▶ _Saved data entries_
[START]

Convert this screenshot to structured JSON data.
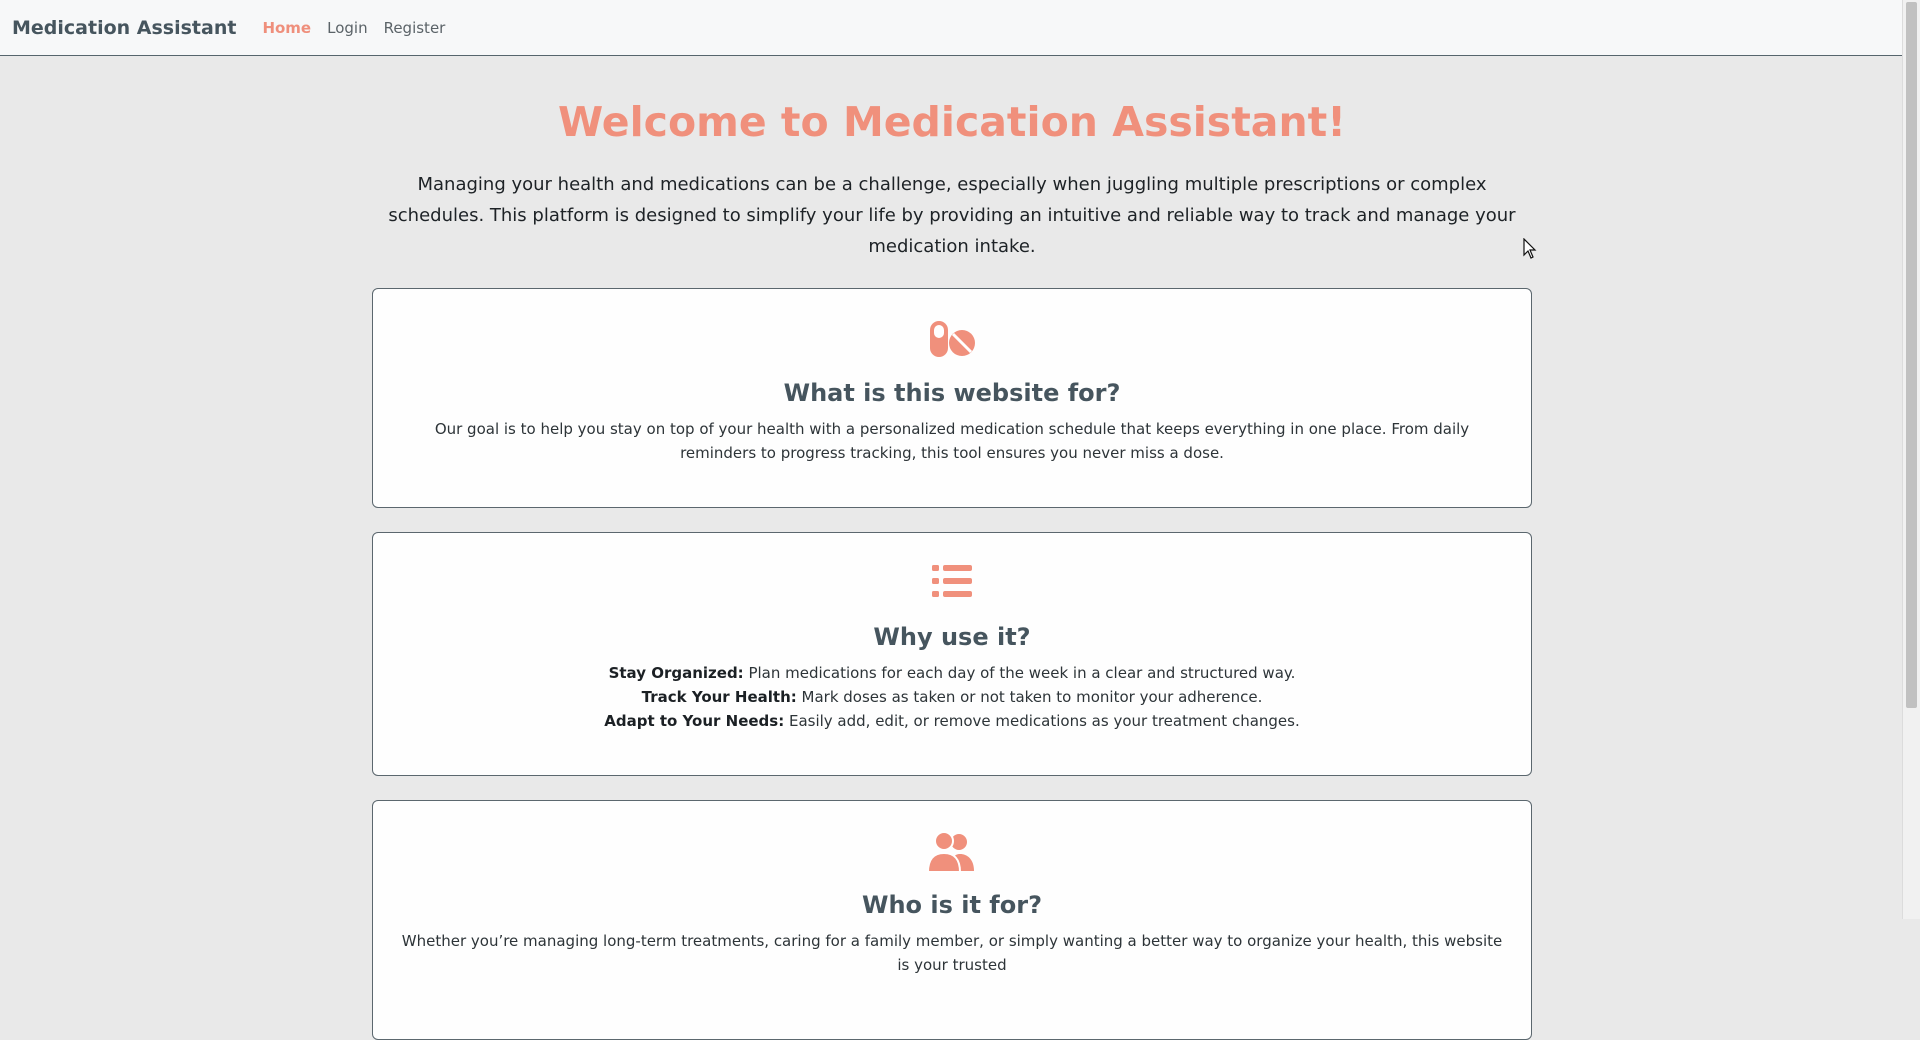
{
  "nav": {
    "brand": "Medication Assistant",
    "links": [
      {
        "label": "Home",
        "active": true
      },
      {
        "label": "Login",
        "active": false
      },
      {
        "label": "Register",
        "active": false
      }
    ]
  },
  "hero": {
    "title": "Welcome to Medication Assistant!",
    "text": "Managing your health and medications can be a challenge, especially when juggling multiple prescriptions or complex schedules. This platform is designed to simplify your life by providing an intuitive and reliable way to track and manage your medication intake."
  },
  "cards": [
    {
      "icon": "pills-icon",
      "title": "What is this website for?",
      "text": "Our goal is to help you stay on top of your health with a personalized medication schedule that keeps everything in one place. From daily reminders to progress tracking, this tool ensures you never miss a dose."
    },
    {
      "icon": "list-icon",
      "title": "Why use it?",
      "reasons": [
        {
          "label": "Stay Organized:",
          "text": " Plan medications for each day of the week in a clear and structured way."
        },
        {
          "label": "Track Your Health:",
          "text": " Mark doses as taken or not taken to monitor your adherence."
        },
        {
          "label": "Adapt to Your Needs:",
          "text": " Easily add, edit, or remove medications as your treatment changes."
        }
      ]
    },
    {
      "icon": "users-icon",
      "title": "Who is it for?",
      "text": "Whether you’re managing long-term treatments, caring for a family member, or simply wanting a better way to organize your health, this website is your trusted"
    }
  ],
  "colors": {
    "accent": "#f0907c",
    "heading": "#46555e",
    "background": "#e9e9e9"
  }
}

[END]
[START]

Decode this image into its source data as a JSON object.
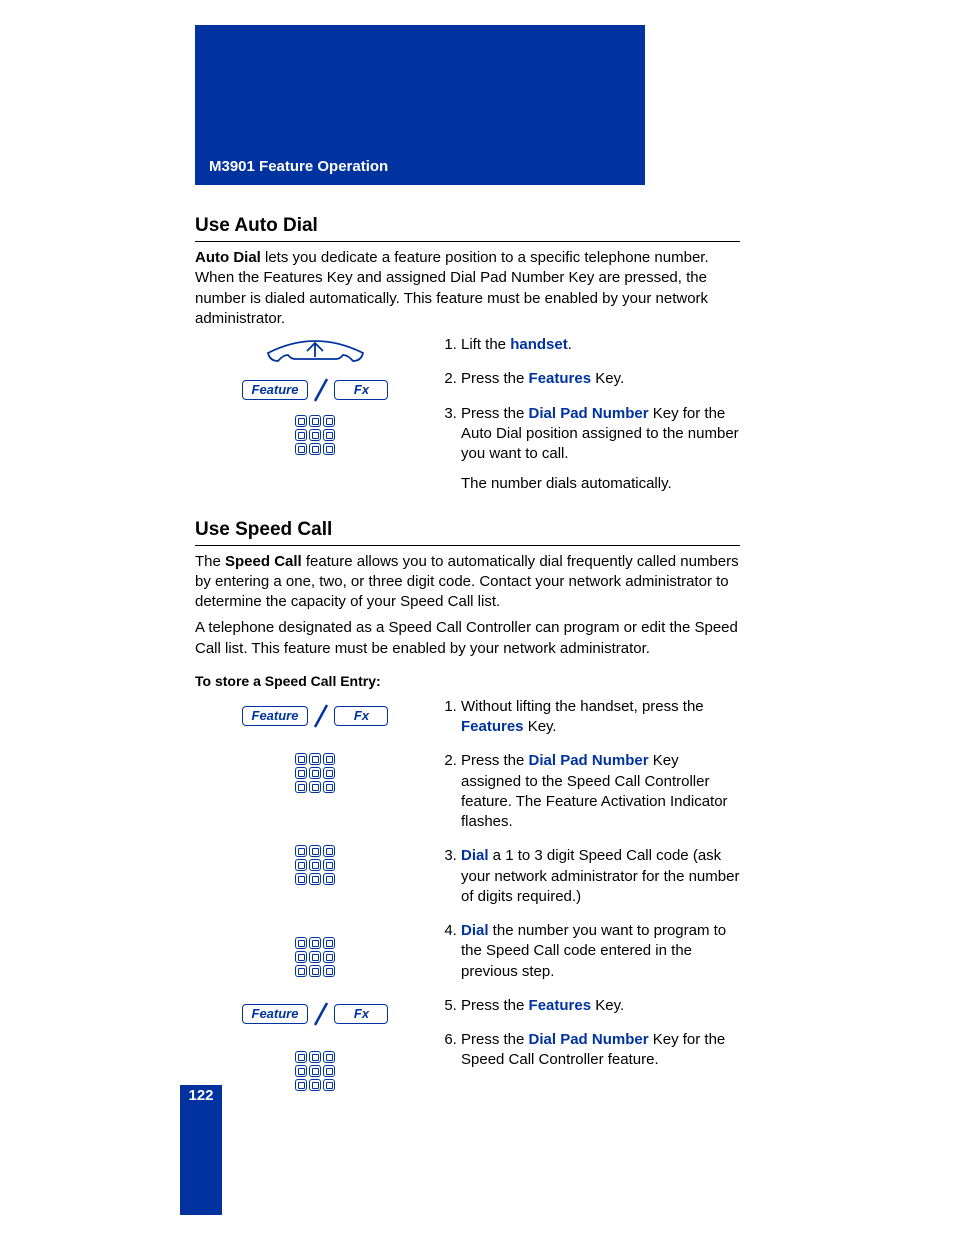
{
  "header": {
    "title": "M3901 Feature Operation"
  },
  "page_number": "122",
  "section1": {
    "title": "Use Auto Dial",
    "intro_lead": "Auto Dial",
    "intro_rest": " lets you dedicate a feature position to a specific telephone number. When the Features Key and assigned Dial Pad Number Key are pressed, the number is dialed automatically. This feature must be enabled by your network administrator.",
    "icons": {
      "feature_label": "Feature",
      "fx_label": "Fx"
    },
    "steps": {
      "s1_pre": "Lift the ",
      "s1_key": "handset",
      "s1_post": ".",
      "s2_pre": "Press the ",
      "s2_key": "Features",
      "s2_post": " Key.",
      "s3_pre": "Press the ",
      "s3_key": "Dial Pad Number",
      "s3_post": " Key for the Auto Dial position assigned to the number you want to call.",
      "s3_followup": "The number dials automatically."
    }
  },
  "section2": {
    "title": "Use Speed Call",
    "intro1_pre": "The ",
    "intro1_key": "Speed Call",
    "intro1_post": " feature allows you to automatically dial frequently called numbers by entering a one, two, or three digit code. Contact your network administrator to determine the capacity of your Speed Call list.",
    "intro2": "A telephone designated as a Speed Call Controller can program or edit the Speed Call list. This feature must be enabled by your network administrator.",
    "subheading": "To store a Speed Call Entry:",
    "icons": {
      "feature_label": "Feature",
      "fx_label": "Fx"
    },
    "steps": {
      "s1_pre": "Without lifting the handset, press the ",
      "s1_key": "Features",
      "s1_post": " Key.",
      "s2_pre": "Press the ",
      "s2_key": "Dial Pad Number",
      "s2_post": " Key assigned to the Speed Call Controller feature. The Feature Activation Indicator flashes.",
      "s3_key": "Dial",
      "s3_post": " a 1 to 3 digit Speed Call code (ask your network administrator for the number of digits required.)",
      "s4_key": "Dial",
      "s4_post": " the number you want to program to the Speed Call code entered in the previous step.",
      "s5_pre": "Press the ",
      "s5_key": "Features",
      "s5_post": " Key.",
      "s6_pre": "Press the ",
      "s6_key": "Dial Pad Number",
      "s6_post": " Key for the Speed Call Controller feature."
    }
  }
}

[END]

▶ _Description of the task_
Search the listing for the word "program". Copy every line in which it occurs.

▶ _Solution to this exercise_
    "intro2": "A telephone designated as a Speed Call Controller can program or edit the Speed Call list. This feature must be enabled by your network administrator.",
      "s4_post": " the number you want to program to the Speed Call code entered in the previous step.",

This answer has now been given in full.